*EXERCISE GOAL*
Turn the lines that open with the one containing "UI element localization: list" and close with the one containing "color-cell xyxy=(109,892,189,915)" into a Markdown table with the columns Number and Line. Number each line in order and leave out any blank lines.

*DATA SUPPLIED*
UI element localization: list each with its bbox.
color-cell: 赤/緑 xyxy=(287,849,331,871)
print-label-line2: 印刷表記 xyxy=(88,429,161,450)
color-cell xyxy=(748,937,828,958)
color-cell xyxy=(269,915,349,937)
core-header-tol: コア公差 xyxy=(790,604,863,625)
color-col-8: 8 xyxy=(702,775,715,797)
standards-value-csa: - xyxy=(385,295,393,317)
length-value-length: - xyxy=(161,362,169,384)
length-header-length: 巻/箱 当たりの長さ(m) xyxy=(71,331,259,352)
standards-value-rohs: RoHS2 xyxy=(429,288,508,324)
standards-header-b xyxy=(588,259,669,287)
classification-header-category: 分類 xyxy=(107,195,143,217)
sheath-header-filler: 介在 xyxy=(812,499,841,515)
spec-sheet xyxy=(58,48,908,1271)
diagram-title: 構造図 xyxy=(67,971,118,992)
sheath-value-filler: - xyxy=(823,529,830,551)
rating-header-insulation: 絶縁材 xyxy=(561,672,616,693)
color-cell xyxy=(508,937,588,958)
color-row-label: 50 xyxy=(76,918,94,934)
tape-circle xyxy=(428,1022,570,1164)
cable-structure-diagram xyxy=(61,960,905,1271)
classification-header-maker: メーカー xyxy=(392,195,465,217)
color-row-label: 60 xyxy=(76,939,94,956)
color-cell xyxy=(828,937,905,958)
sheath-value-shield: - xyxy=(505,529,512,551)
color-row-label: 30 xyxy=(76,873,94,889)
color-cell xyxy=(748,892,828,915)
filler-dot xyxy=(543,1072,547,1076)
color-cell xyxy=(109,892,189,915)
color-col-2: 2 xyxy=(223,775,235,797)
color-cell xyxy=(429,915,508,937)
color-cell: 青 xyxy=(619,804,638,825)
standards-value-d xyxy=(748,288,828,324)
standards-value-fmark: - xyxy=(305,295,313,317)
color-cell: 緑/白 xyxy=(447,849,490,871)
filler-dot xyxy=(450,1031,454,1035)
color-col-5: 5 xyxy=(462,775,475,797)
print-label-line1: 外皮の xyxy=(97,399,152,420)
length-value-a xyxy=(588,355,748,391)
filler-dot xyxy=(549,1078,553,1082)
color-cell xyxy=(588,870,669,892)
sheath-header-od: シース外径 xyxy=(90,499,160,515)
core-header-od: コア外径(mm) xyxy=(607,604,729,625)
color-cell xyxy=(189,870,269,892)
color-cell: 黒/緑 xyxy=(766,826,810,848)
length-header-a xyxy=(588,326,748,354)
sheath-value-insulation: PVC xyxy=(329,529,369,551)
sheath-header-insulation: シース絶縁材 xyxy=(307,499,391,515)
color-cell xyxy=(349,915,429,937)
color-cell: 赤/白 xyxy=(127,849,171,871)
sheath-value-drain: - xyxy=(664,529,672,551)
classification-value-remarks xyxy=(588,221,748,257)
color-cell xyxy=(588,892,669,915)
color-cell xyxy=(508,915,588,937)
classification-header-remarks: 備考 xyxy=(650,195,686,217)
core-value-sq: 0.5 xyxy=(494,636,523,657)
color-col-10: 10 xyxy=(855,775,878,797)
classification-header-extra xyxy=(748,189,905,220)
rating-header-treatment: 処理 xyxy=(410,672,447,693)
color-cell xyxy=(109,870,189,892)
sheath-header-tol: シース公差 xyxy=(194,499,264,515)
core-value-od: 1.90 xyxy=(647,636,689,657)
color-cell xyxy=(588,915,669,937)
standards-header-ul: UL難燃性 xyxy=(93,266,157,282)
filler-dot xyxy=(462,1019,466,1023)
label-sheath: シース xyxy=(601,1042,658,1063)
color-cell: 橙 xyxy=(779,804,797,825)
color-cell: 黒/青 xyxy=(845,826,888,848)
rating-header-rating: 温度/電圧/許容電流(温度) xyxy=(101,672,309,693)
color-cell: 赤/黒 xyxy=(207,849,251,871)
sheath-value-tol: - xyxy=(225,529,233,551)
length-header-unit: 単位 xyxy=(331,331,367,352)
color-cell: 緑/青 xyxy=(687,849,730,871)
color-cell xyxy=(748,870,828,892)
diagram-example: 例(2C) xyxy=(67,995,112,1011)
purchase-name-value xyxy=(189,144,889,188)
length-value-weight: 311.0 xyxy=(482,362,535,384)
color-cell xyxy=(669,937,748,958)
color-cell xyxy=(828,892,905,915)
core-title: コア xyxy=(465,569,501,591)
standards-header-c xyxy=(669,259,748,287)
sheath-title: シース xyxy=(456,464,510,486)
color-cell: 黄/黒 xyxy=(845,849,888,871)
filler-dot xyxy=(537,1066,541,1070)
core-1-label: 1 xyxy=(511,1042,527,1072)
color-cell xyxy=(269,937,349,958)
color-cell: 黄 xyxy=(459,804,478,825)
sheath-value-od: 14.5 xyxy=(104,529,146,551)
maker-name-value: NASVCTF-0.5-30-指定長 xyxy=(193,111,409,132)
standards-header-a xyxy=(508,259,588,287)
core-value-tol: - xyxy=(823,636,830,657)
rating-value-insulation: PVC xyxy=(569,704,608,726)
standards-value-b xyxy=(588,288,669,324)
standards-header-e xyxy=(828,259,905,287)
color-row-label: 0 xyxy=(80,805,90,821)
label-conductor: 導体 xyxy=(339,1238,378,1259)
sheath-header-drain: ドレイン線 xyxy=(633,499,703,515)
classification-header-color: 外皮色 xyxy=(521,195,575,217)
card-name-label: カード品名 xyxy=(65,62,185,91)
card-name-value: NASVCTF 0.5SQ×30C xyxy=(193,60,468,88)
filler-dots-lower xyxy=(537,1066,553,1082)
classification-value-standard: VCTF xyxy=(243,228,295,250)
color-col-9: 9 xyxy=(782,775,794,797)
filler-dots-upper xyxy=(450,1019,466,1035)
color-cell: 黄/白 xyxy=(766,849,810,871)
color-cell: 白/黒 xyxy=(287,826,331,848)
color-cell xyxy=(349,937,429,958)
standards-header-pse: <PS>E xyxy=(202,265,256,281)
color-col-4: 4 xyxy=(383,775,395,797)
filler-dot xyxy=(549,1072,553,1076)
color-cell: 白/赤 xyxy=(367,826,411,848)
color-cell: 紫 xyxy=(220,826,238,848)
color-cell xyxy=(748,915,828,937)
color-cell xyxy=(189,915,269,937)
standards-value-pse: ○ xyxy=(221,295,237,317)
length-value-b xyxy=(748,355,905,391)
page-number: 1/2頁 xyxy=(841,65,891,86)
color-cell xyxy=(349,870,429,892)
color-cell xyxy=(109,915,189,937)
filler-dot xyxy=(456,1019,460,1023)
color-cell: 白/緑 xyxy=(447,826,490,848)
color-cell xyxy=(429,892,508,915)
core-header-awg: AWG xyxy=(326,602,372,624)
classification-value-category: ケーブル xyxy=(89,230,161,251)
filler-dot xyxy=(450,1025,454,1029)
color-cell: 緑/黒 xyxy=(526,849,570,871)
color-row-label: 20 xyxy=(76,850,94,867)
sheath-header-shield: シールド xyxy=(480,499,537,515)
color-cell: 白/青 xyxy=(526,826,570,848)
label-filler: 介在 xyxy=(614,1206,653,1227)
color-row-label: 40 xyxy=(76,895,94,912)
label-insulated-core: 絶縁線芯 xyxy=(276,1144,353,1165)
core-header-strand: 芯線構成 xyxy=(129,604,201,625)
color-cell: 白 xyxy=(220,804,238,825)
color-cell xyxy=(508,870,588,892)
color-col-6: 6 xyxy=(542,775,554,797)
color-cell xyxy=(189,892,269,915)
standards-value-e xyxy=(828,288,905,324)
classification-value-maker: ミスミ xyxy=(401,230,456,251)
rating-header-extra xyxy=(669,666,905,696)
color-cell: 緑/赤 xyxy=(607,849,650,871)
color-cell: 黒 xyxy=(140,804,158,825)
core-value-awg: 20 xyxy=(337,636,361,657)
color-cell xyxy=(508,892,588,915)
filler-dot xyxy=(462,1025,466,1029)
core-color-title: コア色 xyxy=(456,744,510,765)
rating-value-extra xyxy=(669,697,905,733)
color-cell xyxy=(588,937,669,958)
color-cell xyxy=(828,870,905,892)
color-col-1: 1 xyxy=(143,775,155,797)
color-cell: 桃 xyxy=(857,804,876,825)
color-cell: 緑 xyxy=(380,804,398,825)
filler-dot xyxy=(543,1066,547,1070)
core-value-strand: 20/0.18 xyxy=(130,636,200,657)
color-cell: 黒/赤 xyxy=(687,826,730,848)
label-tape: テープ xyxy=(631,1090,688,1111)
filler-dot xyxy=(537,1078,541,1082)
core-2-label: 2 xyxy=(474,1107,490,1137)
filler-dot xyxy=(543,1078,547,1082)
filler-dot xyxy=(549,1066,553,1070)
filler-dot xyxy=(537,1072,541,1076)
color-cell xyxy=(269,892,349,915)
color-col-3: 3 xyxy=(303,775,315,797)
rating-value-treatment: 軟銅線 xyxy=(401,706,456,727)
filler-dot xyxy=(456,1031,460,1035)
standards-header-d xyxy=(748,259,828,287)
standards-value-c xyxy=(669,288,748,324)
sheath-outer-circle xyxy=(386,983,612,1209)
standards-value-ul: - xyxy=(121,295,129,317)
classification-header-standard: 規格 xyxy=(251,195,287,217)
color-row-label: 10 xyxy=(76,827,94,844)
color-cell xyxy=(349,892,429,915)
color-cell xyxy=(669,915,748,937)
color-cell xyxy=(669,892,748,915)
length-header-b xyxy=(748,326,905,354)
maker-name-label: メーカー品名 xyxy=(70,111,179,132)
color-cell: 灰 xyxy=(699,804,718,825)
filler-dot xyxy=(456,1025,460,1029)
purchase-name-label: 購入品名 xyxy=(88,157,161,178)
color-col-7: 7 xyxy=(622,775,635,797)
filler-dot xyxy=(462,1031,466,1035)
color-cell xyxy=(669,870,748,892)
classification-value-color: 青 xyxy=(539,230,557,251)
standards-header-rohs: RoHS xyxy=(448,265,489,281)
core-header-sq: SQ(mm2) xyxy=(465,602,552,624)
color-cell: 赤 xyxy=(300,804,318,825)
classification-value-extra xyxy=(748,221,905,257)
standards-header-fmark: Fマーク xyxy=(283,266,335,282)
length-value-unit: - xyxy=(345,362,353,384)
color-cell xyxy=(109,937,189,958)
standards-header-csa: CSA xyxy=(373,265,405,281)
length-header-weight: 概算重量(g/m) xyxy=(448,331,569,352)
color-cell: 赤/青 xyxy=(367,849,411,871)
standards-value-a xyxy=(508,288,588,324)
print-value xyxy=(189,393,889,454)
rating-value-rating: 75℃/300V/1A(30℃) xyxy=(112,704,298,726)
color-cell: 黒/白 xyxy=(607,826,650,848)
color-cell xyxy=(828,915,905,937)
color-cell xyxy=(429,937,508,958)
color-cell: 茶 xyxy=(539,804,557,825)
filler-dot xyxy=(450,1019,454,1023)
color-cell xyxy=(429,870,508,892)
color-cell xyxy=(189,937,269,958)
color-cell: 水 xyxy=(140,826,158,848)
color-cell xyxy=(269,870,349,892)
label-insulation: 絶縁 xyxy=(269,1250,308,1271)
--
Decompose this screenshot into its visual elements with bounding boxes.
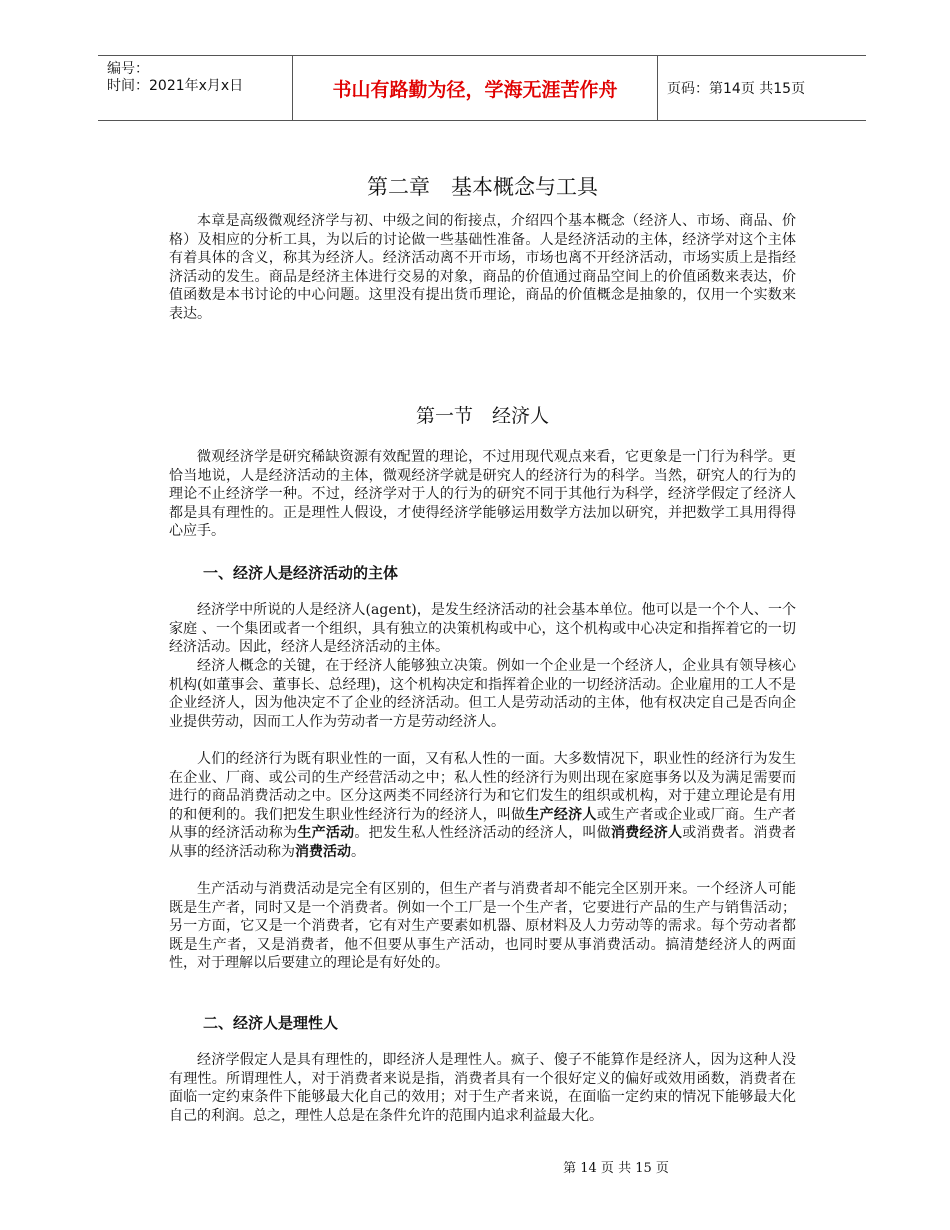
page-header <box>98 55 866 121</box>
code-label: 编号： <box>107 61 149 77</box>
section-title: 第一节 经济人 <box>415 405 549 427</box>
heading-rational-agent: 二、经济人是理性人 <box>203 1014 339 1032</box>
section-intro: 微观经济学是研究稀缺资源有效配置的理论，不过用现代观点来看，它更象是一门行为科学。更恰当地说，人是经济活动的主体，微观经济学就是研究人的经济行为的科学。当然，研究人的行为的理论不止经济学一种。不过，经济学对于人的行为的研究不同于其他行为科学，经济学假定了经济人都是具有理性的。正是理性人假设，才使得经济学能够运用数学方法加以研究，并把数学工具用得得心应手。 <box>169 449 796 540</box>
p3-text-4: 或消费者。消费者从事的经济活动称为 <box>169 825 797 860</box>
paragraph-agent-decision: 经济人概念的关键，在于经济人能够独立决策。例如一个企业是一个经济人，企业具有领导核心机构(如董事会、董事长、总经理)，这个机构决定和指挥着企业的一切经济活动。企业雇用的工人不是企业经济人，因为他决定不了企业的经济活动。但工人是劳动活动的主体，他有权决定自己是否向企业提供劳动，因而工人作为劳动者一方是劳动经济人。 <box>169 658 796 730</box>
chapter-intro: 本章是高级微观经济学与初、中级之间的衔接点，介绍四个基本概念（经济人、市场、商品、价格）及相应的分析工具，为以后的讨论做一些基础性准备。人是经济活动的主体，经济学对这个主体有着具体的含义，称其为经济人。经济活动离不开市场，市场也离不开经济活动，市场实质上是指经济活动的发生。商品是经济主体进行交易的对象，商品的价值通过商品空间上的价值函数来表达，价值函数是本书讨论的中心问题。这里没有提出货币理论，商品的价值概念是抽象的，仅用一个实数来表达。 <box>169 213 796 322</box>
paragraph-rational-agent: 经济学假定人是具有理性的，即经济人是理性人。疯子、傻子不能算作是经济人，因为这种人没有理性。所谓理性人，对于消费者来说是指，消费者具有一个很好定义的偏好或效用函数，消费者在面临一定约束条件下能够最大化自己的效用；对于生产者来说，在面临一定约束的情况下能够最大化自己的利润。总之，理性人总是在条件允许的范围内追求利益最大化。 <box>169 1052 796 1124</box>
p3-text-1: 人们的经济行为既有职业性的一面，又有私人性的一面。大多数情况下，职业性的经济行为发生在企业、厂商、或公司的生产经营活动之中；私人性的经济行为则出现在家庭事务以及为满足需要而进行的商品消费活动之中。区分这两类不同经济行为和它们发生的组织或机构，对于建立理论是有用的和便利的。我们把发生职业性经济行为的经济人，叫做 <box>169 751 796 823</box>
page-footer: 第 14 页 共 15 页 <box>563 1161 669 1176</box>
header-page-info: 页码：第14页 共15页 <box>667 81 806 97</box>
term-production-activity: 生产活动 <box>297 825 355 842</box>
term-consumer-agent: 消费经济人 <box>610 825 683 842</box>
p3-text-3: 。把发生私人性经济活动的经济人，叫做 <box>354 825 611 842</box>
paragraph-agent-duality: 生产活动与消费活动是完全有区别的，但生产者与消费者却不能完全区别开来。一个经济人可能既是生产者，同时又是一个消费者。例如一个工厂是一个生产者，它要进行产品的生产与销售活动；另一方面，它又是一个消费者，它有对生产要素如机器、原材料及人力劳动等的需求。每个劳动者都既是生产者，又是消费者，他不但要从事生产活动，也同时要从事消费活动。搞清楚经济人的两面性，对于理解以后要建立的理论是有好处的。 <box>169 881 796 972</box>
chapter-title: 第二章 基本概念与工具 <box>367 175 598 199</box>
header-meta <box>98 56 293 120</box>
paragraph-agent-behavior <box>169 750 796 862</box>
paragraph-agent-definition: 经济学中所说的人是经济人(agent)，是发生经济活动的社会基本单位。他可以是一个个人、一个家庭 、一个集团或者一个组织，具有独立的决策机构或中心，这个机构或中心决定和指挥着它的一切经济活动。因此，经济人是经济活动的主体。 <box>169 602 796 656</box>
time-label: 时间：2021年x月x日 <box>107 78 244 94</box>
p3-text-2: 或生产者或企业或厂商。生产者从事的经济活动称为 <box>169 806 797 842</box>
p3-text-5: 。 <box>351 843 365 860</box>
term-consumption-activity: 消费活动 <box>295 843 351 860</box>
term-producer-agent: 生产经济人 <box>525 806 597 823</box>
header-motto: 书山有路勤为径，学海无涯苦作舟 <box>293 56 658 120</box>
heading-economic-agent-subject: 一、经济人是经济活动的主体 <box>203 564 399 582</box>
...
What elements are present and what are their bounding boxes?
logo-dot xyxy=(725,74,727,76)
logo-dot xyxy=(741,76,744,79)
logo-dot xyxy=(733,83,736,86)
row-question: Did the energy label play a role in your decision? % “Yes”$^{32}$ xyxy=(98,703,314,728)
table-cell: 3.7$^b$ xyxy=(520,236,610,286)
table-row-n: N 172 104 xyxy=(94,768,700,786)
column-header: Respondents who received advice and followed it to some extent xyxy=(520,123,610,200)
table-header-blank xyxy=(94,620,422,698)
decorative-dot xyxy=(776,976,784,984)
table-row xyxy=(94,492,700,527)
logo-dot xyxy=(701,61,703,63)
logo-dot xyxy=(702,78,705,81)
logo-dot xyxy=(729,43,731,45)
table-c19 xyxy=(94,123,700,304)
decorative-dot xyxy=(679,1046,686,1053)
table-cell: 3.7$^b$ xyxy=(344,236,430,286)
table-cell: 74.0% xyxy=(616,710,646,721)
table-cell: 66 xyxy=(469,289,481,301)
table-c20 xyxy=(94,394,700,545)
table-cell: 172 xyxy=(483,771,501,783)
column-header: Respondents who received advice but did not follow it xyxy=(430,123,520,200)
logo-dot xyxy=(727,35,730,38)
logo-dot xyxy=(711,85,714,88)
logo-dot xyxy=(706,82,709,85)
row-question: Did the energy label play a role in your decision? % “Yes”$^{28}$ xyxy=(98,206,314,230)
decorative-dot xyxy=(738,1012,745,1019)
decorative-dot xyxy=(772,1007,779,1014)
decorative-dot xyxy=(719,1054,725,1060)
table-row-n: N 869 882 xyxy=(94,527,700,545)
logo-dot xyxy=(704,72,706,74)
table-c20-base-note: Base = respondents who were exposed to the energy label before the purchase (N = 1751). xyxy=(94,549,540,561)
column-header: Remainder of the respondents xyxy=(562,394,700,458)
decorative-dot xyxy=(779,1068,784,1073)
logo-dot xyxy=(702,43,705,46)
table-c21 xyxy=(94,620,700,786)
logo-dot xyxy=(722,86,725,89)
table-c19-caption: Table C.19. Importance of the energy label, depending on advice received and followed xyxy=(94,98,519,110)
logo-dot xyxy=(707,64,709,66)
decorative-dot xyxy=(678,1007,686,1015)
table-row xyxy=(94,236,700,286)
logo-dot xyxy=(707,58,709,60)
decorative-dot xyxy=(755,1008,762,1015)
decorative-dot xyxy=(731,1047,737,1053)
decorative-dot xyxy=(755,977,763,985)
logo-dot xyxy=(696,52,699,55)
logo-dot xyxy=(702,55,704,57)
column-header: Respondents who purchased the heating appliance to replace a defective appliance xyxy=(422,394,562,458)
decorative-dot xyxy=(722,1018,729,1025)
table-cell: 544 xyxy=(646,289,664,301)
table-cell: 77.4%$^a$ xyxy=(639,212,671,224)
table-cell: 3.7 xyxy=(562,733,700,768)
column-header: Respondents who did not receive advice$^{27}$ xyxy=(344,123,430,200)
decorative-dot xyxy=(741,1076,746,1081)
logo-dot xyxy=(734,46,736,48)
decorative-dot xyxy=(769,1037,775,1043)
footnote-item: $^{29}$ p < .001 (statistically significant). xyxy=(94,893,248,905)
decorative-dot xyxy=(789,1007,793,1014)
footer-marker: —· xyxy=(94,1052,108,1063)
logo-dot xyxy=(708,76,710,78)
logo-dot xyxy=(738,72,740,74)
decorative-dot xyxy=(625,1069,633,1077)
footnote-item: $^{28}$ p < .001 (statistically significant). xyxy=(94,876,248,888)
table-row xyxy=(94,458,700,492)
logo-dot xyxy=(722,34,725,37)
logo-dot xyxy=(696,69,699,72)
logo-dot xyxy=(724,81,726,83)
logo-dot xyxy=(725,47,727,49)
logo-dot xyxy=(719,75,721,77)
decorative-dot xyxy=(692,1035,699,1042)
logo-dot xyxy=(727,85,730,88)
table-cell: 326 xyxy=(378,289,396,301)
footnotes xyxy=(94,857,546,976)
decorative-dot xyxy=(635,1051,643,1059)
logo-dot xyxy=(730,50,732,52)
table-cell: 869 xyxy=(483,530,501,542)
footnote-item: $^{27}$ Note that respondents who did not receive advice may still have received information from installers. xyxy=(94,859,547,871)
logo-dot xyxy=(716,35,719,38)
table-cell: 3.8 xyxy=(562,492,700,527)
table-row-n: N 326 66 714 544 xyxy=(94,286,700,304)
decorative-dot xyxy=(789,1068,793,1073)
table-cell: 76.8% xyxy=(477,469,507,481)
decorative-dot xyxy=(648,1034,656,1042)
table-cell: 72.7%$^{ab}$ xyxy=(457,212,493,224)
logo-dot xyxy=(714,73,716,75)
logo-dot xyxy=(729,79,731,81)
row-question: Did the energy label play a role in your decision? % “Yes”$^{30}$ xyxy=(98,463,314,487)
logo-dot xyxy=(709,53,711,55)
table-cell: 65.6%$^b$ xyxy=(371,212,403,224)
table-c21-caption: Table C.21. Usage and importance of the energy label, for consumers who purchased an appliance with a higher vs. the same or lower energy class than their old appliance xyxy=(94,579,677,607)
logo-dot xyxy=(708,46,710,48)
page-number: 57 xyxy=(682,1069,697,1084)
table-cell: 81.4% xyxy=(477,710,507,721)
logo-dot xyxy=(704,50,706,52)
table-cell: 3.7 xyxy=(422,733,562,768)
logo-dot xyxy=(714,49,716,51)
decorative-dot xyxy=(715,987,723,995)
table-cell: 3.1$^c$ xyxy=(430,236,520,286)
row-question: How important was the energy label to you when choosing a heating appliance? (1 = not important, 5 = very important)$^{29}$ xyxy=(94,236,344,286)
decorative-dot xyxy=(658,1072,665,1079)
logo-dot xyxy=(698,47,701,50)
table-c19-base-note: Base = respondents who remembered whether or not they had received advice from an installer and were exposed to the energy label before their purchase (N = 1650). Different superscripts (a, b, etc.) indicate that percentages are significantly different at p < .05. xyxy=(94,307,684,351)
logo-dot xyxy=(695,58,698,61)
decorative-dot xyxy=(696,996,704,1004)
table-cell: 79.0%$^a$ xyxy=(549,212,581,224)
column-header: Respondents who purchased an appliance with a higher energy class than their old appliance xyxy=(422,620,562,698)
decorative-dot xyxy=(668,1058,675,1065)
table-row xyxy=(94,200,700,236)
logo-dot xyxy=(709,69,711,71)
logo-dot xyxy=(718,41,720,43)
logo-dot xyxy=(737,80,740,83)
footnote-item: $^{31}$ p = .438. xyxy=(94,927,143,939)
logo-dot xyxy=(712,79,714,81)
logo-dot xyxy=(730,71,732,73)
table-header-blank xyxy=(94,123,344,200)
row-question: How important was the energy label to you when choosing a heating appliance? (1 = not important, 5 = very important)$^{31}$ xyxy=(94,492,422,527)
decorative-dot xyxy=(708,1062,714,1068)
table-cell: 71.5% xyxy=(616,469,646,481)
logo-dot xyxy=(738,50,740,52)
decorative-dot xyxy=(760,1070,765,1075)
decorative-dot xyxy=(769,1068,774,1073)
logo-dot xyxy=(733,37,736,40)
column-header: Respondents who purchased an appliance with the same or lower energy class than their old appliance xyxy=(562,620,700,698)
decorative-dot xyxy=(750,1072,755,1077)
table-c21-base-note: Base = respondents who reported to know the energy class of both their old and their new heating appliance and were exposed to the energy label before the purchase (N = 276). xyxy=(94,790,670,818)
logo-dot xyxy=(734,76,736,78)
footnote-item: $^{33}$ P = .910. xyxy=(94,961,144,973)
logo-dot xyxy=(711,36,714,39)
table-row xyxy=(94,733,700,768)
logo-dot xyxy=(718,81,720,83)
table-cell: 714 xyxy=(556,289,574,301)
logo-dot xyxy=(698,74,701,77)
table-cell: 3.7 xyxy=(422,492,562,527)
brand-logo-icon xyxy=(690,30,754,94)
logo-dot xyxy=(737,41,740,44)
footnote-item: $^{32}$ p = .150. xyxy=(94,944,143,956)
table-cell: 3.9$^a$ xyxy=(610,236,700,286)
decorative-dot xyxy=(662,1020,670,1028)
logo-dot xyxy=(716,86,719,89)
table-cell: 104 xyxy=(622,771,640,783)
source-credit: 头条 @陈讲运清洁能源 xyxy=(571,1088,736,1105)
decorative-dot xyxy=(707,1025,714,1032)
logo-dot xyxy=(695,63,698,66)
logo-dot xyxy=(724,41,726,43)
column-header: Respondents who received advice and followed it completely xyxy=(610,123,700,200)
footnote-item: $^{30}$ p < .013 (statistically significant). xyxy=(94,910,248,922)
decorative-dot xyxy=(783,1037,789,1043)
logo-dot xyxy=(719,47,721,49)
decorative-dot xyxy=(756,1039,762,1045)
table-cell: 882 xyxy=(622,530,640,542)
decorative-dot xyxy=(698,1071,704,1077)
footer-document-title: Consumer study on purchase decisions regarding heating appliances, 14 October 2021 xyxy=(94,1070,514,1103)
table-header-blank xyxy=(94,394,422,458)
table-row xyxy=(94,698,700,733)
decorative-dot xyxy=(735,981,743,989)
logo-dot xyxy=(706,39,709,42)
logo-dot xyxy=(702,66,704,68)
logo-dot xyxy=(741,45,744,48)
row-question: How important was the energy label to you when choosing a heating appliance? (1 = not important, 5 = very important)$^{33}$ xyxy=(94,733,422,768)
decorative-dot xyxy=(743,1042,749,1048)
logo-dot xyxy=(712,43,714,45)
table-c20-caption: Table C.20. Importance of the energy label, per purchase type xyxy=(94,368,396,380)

*RESPONSE BELOW*
| Number | Line |
|---|---|
| 1 | UI element localization: list each with its bbox. |
| 2 | color-cell: 赤/緑 xyxy=(287,849,331,871) |
| 3 | print-label-line2: 印刷表記 xyxy=(88,429,161,450) |
| 4 | color-cell xyxy=(748,937,828,958) |
| 5 | color-cell xyxy=(269,915,349,937) |
| 6 | core-header-tol: コア公差 xyxy=(790,604,863,625) |
| 7 | color-col-8: 8 xyxy=(702,775,715,797) |
| 8 | standards-value-csa: - xyxy=(385,295,393,317) |
| 9 | length-value-length: - xyxy=(161,362,169,384) |
| 10 | length-header-length: 巻/箱 当たりの長さ(m) xyxy=(71,331,259,352) |
| 11 | standards-value-rohs: RoHS2 xyxy=(429,288,508,324) |
| 12 | standards-header-b xyxy=(588,259,669,287) |
| 13 | classification-header-category: 分類 xyxy=(107,195,143,217) |
| 14 | sheath-header-filler: 介在 xyxy=(812,499,841,515) |
| 15 | spec-sheet xyxy=(58,48,908,1271) |
| 16 | diagram-title: 構造図 xyxy=(67,971,118,992) |
| 17 | sheath-value-filler: - xyxy=(823,529,830,551) |
| 18 | rating-header-insulation: 絶縁材 xyxy=(561,672,616,693) |
| 19 | color-cell xyxy=(508,937,588,958) |
| 20 | color-row-label: 50 xyxy=(76,918,94,934) |
| 21 | tape-circle xyxy=(428,1022,570,1164) |
| 22 | cable-structure-diagram xyxy=(61,960,905,1271) |
| 23 | classification-header-maker: メーカー xyxy=(392,195,465,217) |
| 24 | color-row-label: 60 xyxy=(76,939,94,956) |
| 25 | color-cell xyxy=(828,937,905,958) |
| 26 | sheath-value-shield: - xyxy=(505,529,512,551) |
| 27 | color-row-label: 30 xyxy=(76,873,94,889) |
| 28 | color-cell xyxy=(748,892,828,915) |
| 29 | filler-dot xyxy=(543,1072,547,1076) |
| 30 | color-cell xyxy=(109,892,189,915) |